(Extracted data entries)
## start

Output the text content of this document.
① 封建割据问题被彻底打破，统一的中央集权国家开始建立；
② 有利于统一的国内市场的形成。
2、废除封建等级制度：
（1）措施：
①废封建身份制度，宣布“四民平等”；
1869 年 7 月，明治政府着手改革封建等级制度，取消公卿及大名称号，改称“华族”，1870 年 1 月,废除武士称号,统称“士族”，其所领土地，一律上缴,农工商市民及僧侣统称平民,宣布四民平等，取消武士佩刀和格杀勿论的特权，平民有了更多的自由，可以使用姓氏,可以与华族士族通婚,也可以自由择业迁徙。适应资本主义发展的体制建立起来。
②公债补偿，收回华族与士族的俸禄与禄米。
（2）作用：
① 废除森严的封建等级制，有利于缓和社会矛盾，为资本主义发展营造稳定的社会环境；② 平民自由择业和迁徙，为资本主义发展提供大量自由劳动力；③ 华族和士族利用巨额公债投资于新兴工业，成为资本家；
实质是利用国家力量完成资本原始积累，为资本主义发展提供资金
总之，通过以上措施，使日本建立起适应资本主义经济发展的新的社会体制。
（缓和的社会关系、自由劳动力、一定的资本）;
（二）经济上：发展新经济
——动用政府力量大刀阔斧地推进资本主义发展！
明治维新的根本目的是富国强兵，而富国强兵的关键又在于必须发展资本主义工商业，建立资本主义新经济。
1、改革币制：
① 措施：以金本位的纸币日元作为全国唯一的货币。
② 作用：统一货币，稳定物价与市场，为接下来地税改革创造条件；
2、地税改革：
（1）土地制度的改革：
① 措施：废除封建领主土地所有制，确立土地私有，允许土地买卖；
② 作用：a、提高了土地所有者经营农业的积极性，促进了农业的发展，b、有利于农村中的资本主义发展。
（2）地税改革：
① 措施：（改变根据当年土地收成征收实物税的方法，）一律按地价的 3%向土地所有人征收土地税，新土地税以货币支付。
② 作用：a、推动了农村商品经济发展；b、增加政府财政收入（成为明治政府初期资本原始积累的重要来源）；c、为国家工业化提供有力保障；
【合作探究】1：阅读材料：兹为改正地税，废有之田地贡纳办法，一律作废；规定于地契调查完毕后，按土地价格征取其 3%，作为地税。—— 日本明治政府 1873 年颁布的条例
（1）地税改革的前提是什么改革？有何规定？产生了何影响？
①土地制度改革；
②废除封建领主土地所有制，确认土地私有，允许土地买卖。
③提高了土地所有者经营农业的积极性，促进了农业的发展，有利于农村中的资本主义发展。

## end
## start

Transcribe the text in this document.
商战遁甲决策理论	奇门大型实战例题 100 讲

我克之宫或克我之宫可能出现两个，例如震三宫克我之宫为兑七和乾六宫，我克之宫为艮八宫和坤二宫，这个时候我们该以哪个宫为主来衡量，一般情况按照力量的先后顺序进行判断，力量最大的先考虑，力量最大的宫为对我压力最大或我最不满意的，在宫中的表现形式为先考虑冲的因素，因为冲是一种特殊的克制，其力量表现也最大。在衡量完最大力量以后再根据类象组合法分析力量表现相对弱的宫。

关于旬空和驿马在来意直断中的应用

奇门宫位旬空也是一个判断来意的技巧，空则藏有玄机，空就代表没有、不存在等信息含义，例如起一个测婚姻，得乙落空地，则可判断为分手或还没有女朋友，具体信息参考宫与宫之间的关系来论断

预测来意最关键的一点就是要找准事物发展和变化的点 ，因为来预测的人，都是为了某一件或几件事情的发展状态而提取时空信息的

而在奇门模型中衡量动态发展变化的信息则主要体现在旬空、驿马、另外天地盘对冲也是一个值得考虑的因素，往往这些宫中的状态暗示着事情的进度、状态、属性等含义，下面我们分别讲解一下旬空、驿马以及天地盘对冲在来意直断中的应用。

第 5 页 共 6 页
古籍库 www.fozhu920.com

## end

* **Directive**
List every line from the entries above in which "允许土地买卖" appears.

* **Expected output**
① 措施：废除封建领主土地所有制，确立土地私有，允许土地买卖；
②废除封建领主土地所有制，确认土地私有，允许土地买卖。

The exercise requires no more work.